▶ _TASK TO COMPLETE_
Write out the records word for word, with no pictures.

==============================

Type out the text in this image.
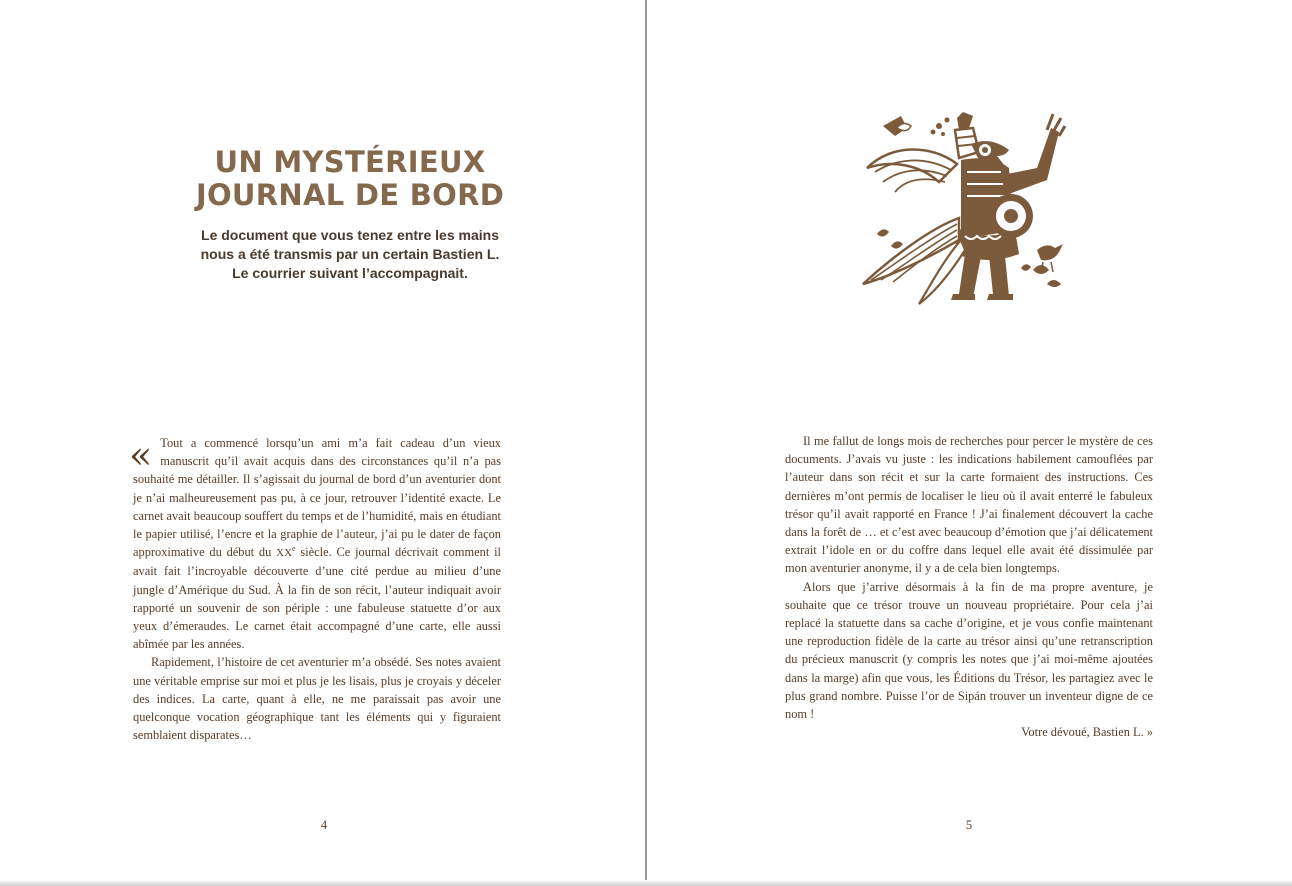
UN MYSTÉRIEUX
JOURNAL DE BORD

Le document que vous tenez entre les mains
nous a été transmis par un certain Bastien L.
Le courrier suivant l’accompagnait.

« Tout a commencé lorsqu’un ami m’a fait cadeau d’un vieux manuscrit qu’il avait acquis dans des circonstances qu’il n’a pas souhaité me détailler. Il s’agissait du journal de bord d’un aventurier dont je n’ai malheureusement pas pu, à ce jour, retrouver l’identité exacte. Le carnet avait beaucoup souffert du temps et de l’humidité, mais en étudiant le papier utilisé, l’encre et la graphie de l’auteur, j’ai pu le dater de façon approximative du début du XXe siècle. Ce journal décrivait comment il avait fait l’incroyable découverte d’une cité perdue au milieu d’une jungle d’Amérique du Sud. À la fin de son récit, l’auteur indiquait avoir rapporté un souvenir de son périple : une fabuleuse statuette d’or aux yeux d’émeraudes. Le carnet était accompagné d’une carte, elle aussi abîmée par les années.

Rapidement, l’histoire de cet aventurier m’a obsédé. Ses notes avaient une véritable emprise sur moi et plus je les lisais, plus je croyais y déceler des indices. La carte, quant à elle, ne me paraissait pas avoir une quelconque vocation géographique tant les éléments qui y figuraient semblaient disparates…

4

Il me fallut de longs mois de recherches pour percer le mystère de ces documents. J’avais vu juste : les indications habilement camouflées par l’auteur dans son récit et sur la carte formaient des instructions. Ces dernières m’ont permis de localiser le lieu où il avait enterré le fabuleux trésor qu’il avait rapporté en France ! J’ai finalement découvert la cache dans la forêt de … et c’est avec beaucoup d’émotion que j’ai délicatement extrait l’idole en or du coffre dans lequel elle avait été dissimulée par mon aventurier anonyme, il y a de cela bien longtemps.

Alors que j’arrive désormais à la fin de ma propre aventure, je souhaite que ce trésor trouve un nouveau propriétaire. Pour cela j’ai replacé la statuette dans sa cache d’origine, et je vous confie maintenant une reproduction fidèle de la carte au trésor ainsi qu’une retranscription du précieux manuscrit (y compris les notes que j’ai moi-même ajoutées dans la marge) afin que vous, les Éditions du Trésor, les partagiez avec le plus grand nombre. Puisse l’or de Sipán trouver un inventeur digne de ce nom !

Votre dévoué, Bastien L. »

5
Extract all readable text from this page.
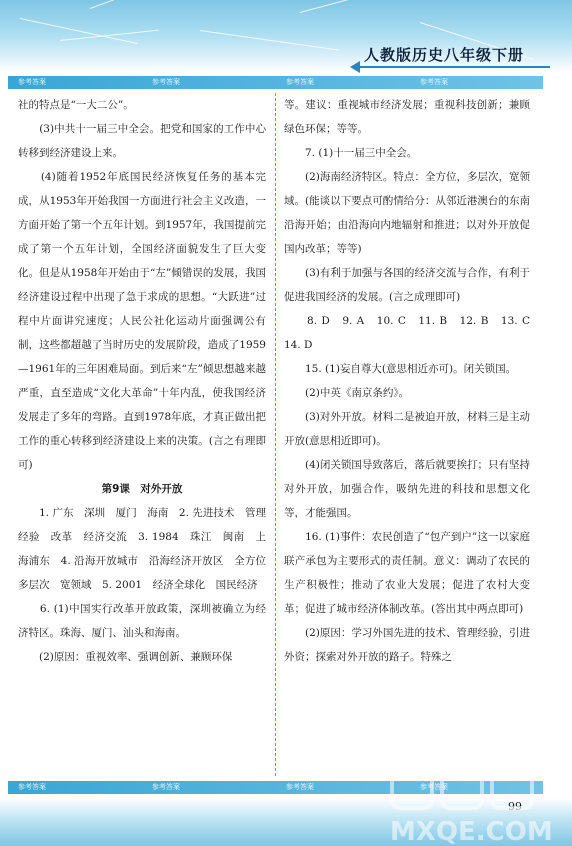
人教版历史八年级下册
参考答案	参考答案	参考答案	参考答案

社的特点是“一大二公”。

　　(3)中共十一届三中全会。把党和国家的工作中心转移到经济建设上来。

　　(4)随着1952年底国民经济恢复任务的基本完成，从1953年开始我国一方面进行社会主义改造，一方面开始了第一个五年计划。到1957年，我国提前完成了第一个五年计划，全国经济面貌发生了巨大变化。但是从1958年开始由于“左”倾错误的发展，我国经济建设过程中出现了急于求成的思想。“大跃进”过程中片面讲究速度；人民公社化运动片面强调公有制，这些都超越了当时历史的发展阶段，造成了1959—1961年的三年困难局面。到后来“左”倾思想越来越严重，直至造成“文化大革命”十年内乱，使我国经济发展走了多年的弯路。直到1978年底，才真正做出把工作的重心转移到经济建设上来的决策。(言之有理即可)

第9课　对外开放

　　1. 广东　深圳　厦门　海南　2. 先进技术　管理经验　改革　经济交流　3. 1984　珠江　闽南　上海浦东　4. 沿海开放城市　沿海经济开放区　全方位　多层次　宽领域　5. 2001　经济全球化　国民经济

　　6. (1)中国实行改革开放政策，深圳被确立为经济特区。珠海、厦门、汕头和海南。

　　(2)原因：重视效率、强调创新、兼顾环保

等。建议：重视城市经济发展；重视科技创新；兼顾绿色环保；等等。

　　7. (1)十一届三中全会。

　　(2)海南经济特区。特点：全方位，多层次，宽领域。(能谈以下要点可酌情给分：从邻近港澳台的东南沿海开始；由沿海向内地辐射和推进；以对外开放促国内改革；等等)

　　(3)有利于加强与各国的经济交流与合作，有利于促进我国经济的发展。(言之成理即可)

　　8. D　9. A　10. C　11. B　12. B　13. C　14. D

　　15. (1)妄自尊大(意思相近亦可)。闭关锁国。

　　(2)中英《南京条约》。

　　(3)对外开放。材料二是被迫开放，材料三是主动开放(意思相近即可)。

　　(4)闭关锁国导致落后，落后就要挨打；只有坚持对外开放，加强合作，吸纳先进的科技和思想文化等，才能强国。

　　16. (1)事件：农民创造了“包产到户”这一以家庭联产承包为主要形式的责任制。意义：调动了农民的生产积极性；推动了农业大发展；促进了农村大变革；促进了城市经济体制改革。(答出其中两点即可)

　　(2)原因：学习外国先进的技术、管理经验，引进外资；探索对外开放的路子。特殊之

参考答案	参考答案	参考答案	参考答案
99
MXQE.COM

==============================

▶ _TASK SOLUTION_
Type out the text in this image.
UN MYSTÉRIEUX
JOURNAL DE BORD

Le document que vous tenez entre les mains
nous a été transmis par un certain Bastien L.
Le courrier suivant l’accompagnait.

« Tout a commencé lorsqu’un ami m’a fait cadeau d’un vieux manuscrit qu’il avait acquis dans des circonstances qu’il n’a pas souhaité me détailler. Il s’agissait du journal de bord d’un aventurier dont je n’ai malheureusement pas pu, à ce jour, retrouver l’identité exacte. Le carnet avait beaucoup souffert du temps et de l’humidité, mais en étudiant le papier utilisé, l’encre et la graphie de l’auteur, j’ai pu le dater de façon approximative du début du XXe siècle. Ce journal décrivait comment il avait fait l’incroyable découverte d’une cité perdue au milieu d’une jungle d’Amérique du Sud. À la fin de son récit, l’auteur indiquait avoir rapporté un souvenir de son périple : une fabuleuse statuette d’or aux yeux d’émeraudes. Le carnet était accompagné d’une carte, elle aussi abîmée par les années.

Rapidement, l’histoire de cet aventurier m’a obsédé. Ses notes avaient une véritable emprise sur moi et plus je les lisais, plus je croyais y déceler des indices. La carte, quant à elle, ne me paraissait pas avoir une quelconque vocation géographique tant les éléments qui y figuraient semblaient disparates…

4

Il me fallut de longs mois de recherches pour percer le mystère de ces documents. J’avais vu juste : les indications habilement camouflées par l’auteur dans son récit et sur la carte formaient des instructions. Ces dernières m’ont permis de localiser le lieu où il avait enterré le fabuleux trésor qu’il avait rapporté en France ! J’ai finalement découvert la cache dans la forêt de … et c’est avec beaucoup d’émotion que j’ai délicatement extrait l’idole en or du coffre dans lequel elle avait été dissimulée par mon aventurier anonyme, il y a de cela bien longtemps.

Alors que j’arrive désormais à la fin de ma propre aventure, je souhaite que ce trésor trouve un nouveau propriétaire. Pour cela j’ai replacé la statuette dans sa cache d’origine, et je vous confie maintenant une reproduction fidèle de la carte au trésor ainsi qu’une retranscription du précieux manuscrit (y compris les notes que j’ai moi-même ajoutées dans la marge) afin que vous, les Éditions du Trésor, les partagiez avec le plus grand nombre. Puisse l’or de Sipán trouver un inventeur digne de ce nom !

Votre dévoué, Bastien L. »

5
Extract all readable text from this page.
人教版历史八年级下册
参考答案	参考答案	参考答案	参考答案

社的特点是“一大二公”。

　　(3)中共十一届三中全会。把党和国家的工作中心转移到经济建设上来。

　　(4)随着1952年底国民经济恢复任务的基本完成，从1953年开始我国一方面进行社会主义改造，一方面开始了第一个五年计划。到1957年，我国提前完成了第一个五年计划，全国经济面貌发生了巨大变化。但是从1958年开始由于“左”倾错误的发展，我国经济建设过程中出现了急于求成的思想。“大跃进”过程中片面讲究速度；人民公社化运动片面强调公有制，这些都超越了当时历史的发展阶段，造成了1959—1961年的三年困难局面。到后来“左”倾思想越来越严重，直至造成“文化大革命”十年内乱，使我国经济发展走了多年的弯路。直到1978年底，才真正做出把工作的重心转移到经济建设上来的决策。(言之有理即可)

第9课　对外开放

　　1. 广东　深圳　厦门　海南　2. 先进技术　管理经验　改革　经济交流　3. 1984　珠江　闽南　上海浦东　4. 沿海开放城市　沿海经济开放区　全方位　多层次　宽领域　5. 2001　经济全球化　国民经济

　　6. (1)中国实行改革开放政策，深圳被确立为经济特区。珠海、厦门、汕头和海南。

　　(2)原因：重视效率、强调创新、兼顾环保

等。建议：重视城市经济发展；重视科技创新；兼顾绿色环保；等等。

　　7. (1)十一届三中全会。

　　(2)海南经济特区。特点：全方位，多层次，宽领域。(能谈以下要点可酌情给分：从邻近港澳台的东南沿海开始；由沿海向内地辐射和推进；以对外开放促国内改革；等等)

　　(3)有利于加强与各国的经济交流与合作，有利于促进我国经济的发展。(言之成理即可)

　　8. D　9. A　10. C　11. B　12. B　13. C　14. D

　　15. (1)妄自尊大(意思相近亦可)。闭关锁国。

　　(2)中英《南京条约》。

　　(3)对外开放。材料二是被迫开放，材料三是主动开放(意思相近即可)。

　　(4)闭关锁国导致落后，落后就要挨打；只有坚持对外开放，加强合作，吸纳先进的科技和思想文化等，才能强国。

　　16. (1)事件：农民创造了“包产到户”这一以家庭联产承包为主要形式的责任制。意义：调动了农民的生产积极性；推动了农业大发展；促进了农村大变革；促进了城市经济体制改革。(答出其中两点即可)

　　(2)原因：学习外国先进的技术、管理经验，引进外资；探索对外开放的路子。特殊之

参考答案	参考答案	参考答案	参考答案
99
MXQE.COM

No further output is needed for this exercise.